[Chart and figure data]
# # # # #
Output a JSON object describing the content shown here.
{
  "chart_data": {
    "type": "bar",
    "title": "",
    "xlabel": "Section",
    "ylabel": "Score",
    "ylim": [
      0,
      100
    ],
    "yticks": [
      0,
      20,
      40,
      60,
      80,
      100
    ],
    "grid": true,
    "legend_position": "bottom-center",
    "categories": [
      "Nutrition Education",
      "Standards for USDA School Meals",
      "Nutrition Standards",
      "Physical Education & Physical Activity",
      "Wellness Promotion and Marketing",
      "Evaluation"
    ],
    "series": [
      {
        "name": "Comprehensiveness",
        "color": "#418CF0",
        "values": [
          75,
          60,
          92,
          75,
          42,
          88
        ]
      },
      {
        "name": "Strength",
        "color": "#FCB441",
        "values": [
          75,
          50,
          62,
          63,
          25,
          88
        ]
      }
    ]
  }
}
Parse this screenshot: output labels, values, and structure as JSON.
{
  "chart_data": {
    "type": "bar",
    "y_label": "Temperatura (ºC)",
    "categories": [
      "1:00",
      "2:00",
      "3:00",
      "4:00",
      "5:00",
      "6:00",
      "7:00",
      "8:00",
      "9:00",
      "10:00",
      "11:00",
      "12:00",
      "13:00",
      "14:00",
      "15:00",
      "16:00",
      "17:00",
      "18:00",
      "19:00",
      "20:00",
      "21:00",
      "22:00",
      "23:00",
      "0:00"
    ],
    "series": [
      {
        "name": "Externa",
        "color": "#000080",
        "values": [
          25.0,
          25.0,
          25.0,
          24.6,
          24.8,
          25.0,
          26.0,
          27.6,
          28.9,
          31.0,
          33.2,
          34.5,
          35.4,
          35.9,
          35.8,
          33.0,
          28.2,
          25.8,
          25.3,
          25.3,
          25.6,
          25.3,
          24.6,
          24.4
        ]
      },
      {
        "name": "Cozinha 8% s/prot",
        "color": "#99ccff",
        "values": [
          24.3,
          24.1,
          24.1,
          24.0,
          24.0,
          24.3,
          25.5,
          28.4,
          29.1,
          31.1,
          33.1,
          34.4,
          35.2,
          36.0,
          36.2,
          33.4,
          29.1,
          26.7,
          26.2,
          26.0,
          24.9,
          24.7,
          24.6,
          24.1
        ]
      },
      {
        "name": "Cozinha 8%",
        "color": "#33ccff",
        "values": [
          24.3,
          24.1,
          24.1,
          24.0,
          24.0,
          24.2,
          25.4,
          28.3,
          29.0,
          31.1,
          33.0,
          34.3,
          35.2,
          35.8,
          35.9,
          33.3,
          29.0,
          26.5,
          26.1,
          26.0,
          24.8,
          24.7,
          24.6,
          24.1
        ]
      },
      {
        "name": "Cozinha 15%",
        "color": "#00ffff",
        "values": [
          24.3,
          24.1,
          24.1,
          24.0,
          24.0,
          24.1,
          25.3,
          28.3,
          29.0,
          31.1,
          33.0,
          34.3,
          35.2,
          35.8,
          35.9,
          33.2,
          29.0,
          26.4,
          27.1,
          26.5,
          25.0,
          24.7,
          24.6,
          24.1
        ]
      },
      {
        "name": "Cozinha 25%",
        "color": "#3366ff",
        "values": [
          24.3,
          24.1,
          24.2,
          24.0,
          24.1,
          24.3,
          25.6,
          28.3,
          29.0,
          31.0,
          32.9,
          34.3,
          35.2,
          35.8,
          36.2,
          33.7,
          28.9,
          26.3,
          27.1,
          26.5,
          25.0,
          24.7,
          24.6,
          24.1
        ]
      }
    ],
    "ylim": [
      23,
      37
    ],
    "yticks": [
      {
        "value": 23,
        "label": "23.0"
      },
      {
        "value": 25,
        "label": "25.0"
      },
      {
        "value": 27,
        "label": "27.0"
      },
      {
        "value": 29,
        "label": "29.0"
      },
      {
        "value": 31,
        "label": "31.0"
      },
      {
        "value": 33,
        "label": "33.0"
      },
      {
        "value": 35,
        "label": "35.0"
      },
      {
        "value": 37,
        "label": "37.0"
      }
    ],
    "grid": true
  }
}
# # # # #
• **What to do**:
Using the data above, return each line exactly as written.

• **Written reply**:
Output a JSON object describing the content shown here.
{
  "chart_data": {
    "type": "bar",
    "title": "",
    "xlabel": "Section",
    "ylabel": "Score",
    "ylim": [
      0,
      100
    ],
    "yticks": [
      0,
      20,
      40,
      60,
      80,
      100
    ],
    "grid": true,
    "legend_position": "bottom-center",
    "categories": [
      "Nutrition Education",
      "Standards for USDA School Meals",
      "Nutrition Standards",
      "Physical Education & Physical Activity",
      "Wellness Promotion and Marketing",
      "Evaluation"
    ],
    "series": [
      {
        "name": "Comprehensiveness",
        "color": "#418CF0",
        "values": [
          75,
          60,
          92,
          75,
          42,
          88
        ]
      },
      {
        "name": "Strength",
        "color": "#FCB441",
        "values": [
          75,
          50,
          62,
          63,
          25,
          88
        ]
      }
    ]
  }
}
Parse this screenshot: output labels, values, and structure as JSON.
{
  "chart_data": {
    "type": "bar",
    "y_label": "Temperatura (ºC)",
    "categories": [
      "1:00",
      "2:00",
      "3:00",
      "4:00",
      "5:00",
      "6:00",
      "7:00",
      "8:00",
      "9:00",
      "10:00",
      "11:00",
      "12:00",
      "13:00",
      "14:00",
      "15:00",
      "16:00",
      "17:00",
      "18:00",
      "19:00",
      "20:00",
      "21:00",
      "22:00",
      "23:00",
      "0:00"
    ],
    "series": [
      {
        "name": "Externa",
        "color": "#000080",
        "values": [
          25.0,
          25.0,
          25.0,
          24.6,
          24.8,
          25.0,
          26.0,
          27.6,
          28.9,
          31.0,
          33.2,
          34.5,
          35.4,
          35.9,
          35.8,
          33.0,
          28.2,
          25.8,
          25.3,
          25.3,
          25.6,
          25.3,
          24.6,
          24.4
        ]
      },
      {
        "name": "Cozinha 8% s/prot",
        "color": "#99ccff",
        "values": [
          24.3,
          24.1,
          24.1,
          24.0,
          24.0,
          24.3,
          25.5,
          28.4,
          29.1,
          31.1,
          33.1,
          34.4,
          35.2,
          36.0,
          36.2,
          33.4,
          29.1,
          26.7,
          26.2,
          26.0,
          24.9,
          24.7,
          24.6,
          24.1
        ]
      },
      {
        "name": "Cozinha 8%",
        "color": "#33ccff",
        "values": [
          24.3,
          24.1,
          24.1,
          24.0,
          24.0,
          24.2,
          25.4,
          28.3,
          29.0,
          31.1,
          33.0,
          34.3,
          35.2,
          35.8,
          35.9,
          33.3,
          29.0,
          26.5,
          26.1,
          26.0,
          24.8,
          24.7,
          24.6,
          24.1
        ]
      },
      {
        "name": "Cozinha 15%",
        "color": "#00ffff",
        "values": [
          24.3,
          24.1,
          24.1,
          24.0,
          24.0,
          24.1,
          25.3,
          28.3,
          29.0,
          31.1,
          33.0,
          34.3,
          35.2,
          35.8,
          35.9,
          33.2,
          29.0,
          26.4,
          27.1,
          26.5,
          25.0,
          24.7,
          24.6,
          24.1
        ]
      },
      {
        "name": "Cozinha 25%",
        "color": "#3366ff",
        "values": [
          24.3,
          24.1,
          24.2,
          24.0,
          24.1,
          24.3,
          25.6,
          28.3,
          29.0,
          31.0,
          32.9,
          34.3,
          35.2,
          35.8,
          36.2,
          33.7,
          28.9,
          26.3,
          27.1,
          26.5,
          25.0,
          24.7,
          24.6,
          24.1
        ]
      }
    ],
    "ylim": [
      23,
      37
    ],
    "yticks": [
      {
        "value": 23,
        "label": "23.0"
      },
      {
        "value": 25,
        "label": "25.0"
      },
      {
        "value": 27,
        "label": "27.0"
      },
      {
        "value": 29,
        "label": "29.0"
      },
      {
        "value": 31,
        "label": "31.0"
      },
      {
        "value": 33,
        "label": "33.0"
      },
      {
        "value": 35,
        "label": "35.0"
      },
      {
        "value": 37,
        "label": "37.0"
      }
    ],
    "grid": true
  }
}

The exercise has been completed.